__Listed records__:

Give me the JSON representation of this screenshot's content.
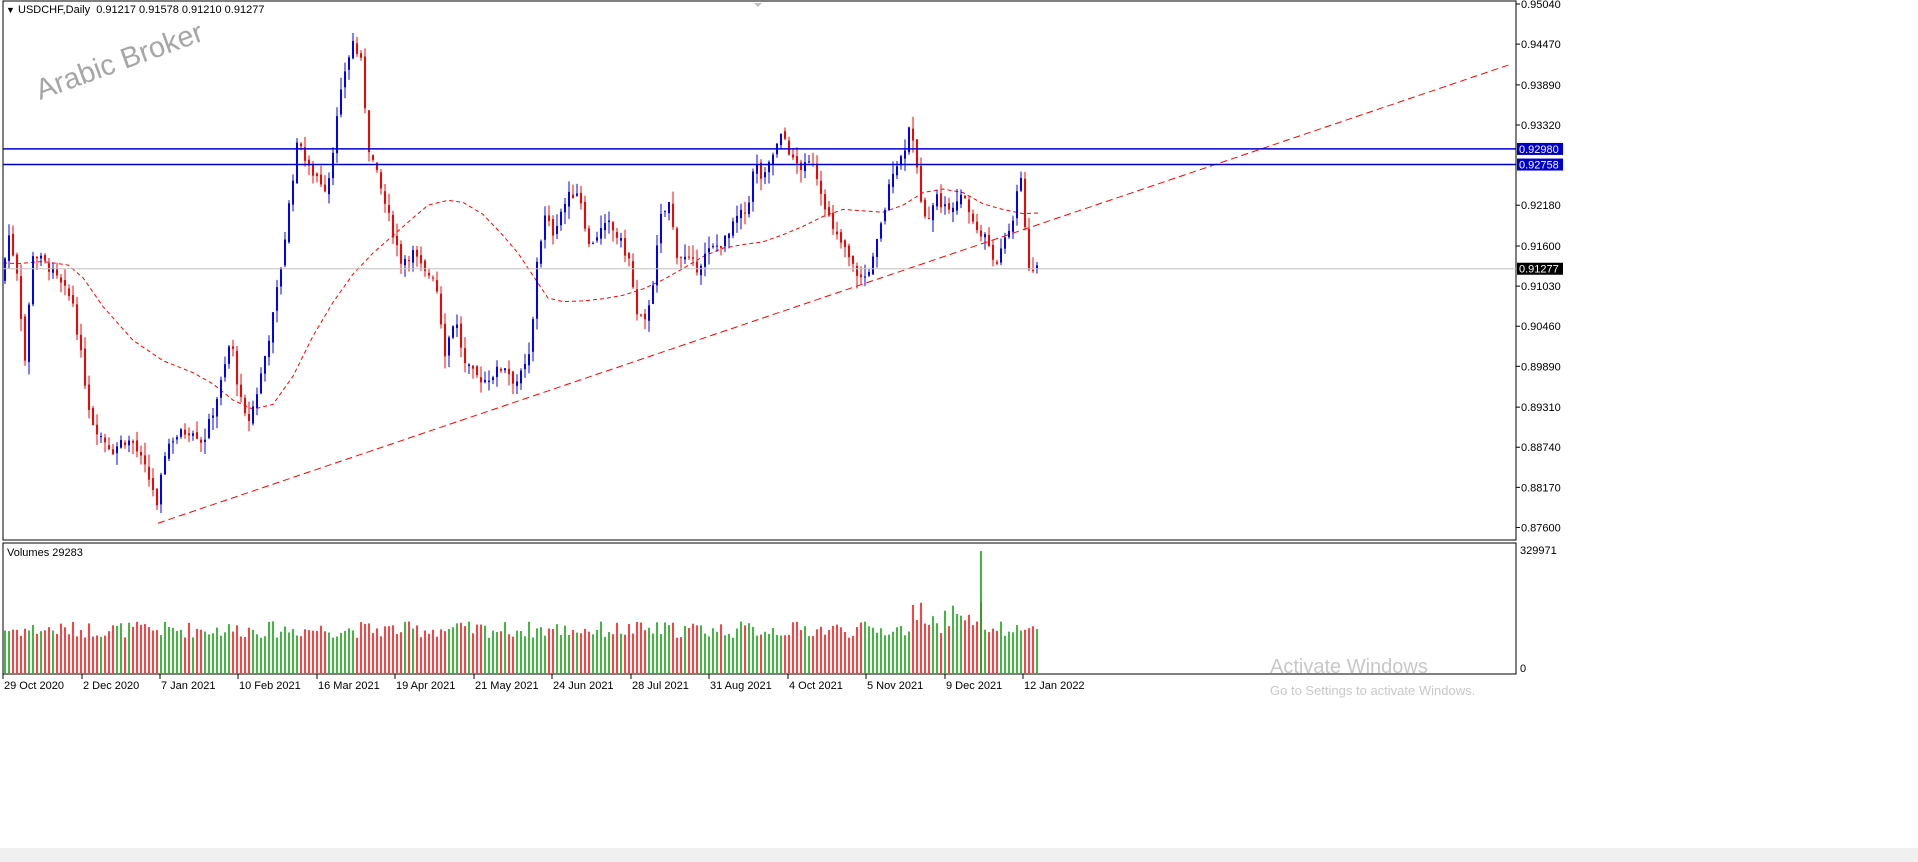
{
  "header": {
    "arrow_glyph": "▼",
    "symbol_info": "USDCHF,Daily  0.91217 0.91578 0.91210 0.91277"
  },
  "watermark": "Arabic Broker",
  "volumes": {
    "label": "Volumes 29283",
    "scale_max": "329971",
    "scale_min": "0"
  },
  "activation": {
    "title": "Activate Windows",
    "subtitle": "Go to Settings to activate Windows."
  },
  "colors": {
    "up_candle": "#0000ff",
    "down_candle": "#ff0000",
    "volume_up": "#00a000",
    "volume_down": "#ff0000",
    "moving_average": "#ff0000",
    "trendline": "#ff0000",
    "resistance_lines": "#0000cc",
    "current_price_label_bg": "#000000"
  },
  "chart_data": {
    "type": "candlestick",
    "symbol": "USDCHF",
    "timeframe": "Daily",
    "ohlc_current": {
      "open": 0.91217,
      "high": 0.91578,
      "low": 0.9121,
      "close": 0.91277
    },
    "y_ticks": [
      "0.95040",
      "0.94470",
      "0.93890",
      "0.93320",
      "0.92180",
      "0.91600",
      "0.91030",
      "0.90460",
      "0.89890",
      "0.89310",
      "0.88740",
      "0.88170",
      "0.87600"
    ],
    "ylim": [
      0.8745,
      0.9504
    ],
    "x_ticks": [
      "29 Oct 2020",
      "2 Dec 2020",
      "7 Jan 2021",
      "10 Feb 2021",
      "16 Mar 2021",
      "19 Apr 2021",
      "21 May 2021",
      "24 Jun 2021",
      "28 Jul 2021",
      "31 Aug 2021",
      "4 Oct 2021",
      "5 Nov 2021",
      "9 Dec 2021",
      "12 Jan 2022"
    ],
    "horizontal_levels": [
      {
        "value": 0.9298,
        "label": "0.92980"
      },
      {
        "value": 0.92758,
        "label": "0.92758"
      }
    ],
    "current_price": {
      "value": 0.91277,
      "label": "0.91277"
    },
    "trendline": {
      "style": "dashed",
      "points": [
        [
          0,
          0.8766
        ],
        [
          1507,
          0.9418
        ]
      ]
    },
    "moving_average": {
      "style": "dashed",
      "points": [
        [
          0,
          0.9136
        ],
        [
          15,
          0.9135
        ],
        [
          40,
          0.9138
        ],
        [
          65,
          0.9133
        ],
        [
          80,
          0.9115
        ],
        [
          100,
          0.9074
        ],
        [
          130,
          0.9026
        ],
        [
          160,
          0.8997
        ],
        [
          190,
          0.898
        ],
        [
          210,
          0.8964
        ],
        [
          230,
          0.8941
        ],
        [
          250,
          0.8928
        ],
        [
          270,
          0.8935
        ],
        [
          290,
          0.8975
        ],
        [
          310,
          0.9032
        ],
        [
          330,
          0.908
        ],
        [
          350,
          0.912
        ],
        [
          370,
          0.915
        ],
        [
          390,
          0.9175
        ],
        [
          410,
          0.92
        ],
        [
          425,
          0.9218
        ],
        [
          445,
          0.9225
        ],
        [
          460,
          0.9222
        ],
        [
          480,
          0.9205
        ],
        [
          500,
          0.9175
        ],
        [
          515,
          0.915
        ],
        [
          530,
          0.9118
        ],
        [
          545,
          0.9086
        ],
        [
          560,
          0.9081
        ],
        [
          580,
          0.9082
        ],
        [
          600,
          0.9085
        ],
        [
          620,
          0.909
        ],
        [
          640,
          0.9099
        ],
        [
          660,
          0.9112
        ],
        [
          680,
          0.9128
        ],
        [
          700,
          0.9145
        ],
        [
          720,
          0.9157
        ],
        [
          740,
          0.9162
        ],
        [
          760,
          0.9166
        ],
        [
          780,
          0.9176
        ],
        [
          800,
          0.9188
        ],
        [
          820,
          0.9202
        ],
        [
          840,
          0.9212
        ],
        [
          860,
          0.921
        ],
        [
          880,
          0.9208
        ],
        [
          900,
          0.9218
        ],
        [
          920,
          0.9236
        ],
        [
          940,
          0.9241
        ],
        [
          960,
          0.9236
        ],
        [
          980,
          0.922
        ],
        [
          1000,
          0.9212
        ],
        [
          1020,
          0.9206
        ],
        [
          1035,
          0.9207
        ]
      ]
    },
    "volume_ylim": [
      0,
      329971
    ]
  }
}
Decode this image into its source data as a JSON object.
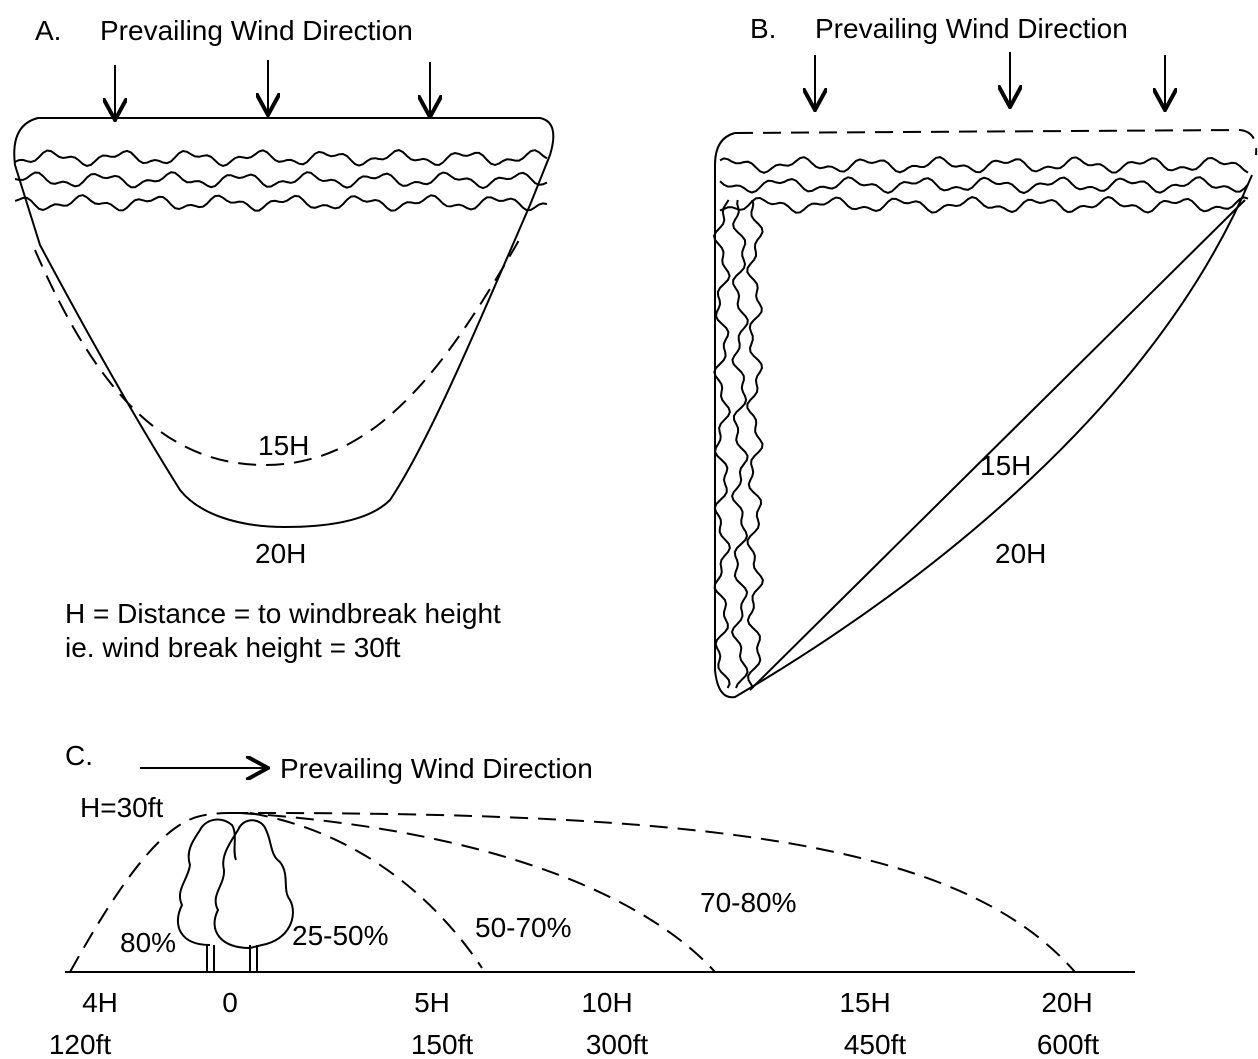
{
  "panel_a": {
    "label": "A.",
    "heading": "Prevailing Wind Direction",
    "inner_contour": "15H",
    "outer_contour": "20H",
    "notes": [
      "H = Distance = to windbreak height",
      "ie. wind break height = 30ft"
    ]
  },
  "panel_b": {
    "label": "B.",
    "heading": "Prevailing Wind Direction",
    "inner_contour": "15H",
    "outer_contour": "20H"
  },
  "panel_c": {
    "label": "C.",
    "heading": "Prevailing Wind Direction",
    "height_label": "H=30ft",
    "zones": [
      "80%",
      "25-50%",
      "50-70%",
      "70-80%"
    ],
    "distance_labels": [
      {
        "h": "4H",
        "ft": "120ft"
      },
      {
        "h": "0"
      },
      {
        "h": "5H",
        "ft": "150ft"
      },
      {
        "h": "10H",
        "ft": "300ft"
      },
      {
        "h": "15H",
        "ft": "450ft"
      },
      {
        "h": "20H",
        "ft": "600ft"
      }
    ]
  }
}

__Task details__:
Set down every entry word for word, but omit the pictures.

__Solution to the problem__:
Give me the JSON representation of this screenshot's content.
{
  "header": {
    "arrow_glyph": "▼",
    "symbol_info": "USDCHF,Daily  0.91217 0.91578 0.91210 0.91277"
  },
  "watermark": "Arabic Broker",
  "volumes": {
    "label": "Volumes 29283",
    "scale_max": "329971",
    "scale_min": "0"
  },
  "activation": {
    "title": "Activate Windows",
    "subtitle": "Go to Settings to activate Windows."
  },
  "colors": {
    "up_candle": "#0000ff",
    "down_candle": "#ff0000",
    "volume_up": "#00a000",
    "volume_down": "#ff0000",
    "moving_average": "#ff0000",
    "trendline": "#ff0000",
    "resistance_lines": "#0000cc",
    "current_price_label_bg": "#000000"
  },
  "chart_data": {
    "type": "candlestick",
    "symbol": "USDCHF",
    "timeframe": "Daily",
    "ohlc_current": {
      "open": 0.91217,
      "high": 0.91578,
      "low": 0.9121,
      "close": 0.91277
    },
    "y_ticks": [
      "0.95040",
      "0.94470",
      "0.93890",
      "0.93320",
      "0.92180",
      "0.91600",
      "0.91030",
      "0.90460",
      "0.89890",
      "0.89310",
      "0.88740",
      "0.88170",
      "0.87600"
    ],
    "ylim": [
      0.8745,
      0.9504
    ],
    "x_ticks": [
      "29 Oct 2020",
      "2 Dec 2020",
      "7 Jan 2021",
      "10 Feb 2021",
      "16 Mar 2021",
      "19 Apr 2021",
      "21 May 2021",
      "24 Jun 2021",
      "28 Jul 2021",
      "31 Aug 2021",
      "4 Oct 2021",
      "5 Nov 2021",
      "9 Dec 2021",
      "12 Jan 2022"
    ],
    "horizontal_levels": [
      {
        "value": 0.9298,
        "label": "0.92980"
      },
      {
        "value": 0.92758,
        "label": "0.92758"
      }
    ],
    "current_price": {
      "value": 0.91277,
      "label": "0.91277"
    },
    "trendline": {
      "style": "dashed",
      "points": [
        [
          0,
          0.8766
        ],
        [
          1507,
          0.9418
        ]
      ]
    },
    "moving_average": {
      "style": "dashed",
      "points": [
        [
          0,
          0.9136
        ],
        [
          15,
          0.9135
        ],
        [
          40,
          0.9138
        ],
        [
          65,
          0.9133
        ],
        [
          80,
          0.9115
        ],
        [
          100,
          0.9074
        ],
        [
          130,
          0.9026
        ],
        [
          160,
          0.8997
        ],
        [
          190,
          0.898
        ],
        [
          210,
          0.8964
        ],
        [
          230,
          0.8941
        ],
        [
          250,
          0.8928
        ],
        [
          270,
          0.8935
        ],
        [
          290,
          0.8975
        ],
        [
          310,
          0.9032
        ],
        [
          330,
          0.908
        ],
        [
          350,
          0.912
        ],
        [
          370,
          0.915
        ],
        [
          390,
          0.9175
        ],
        [
          410,
          0.92
        ],
        [
          425,
          0.9218
        ],
        [
          445,
          0.9225
        ],
        [
          460,
          0.9222
        ],
        [
          480,
          0.9205
        ],
        [
          500,
          0.9175
        ],
        [
          515,
          0.915
        ],
        [
          530,
          0.9118
        ],
        [
          545,
          0.9086
        ],
        [
          560,
          0.9081
        ],
        [
          580,
          0.9082
        ],
        [
          600,
          0.9085
        ],
        [
          620,
          0.909
        ],
        [
          640,
          0.9099
        ],
        [
          660,
          0.9112
        ],
        [
          680,
          0.9128
        ],
        [
          700,
          0.9145
        ],
        [
          720,
          0.9157
        ],
        [
          740,
          0.9162
        ],
        [
          760,
          0.9166
        ],
        [
          780,
          0.9176
        ],
        [
          800,
          0.9188
        ],
        [
          820,
          0.9202
        ],
        [
          840,
          0.9212
        ],
        [
          860,
          0.921
        ],
        [
          880,
          0.9208
        ],
        [
          900,
          0.9218
        ],
        [
          920,
          0.9236
        ],
        [
          940,
          0.9241
        ],
        [
          960,
          0.9236
        ],
        [
          980,
          0.922
        ],
        [
          1000,
          0.9212
        ],
        [
          1020,
          0.9206
        ],
        [
          1035,
          0.9207
        ]
      ]
    },
    "volume_ylim": [
      0,
      329971
    ]
  }
}
Decode this image into its source data as a JSON object.
{
  "panel_a": {
    "label": "A.",
    "heading": "Prevailing Wind Direction",
    "inner_contour": "15H",
    "outer_contour": "20H",
    "notes": [
      "H = Distance = to windbreak height",
      "ie. wind break height = 30ft"
    ]
  },
  "panel_b": {
    "label": "B.",
    "heading": "Prevailing Wind Direction",
    "inner_contour": "15H",
    "outer_contour": "20H"
  },
  "panel_c": {
    "label": "C.",
    "heading": "Prevailing Wind Direction",
    "height_label": "H=30ft",
    "zones": [
      "80%",
      "25-50%",
      "50-70%",
      "70-80%"
    ],
    "distance_labels": [
      {
        "h": "4H",
        "ft": "120ft"
      },
      {
        "h": "0"
      },
      {
        "h": "5H",
        "ft": "150ft"
      },
      {
        "h": "10H",
        "ft": "300ft"
      },
      {
        "h": "15H",
        "ft": "450ft"
      },
      {
        "h": "20H",
        "ft": "600ft"
      }
    ]
  }
}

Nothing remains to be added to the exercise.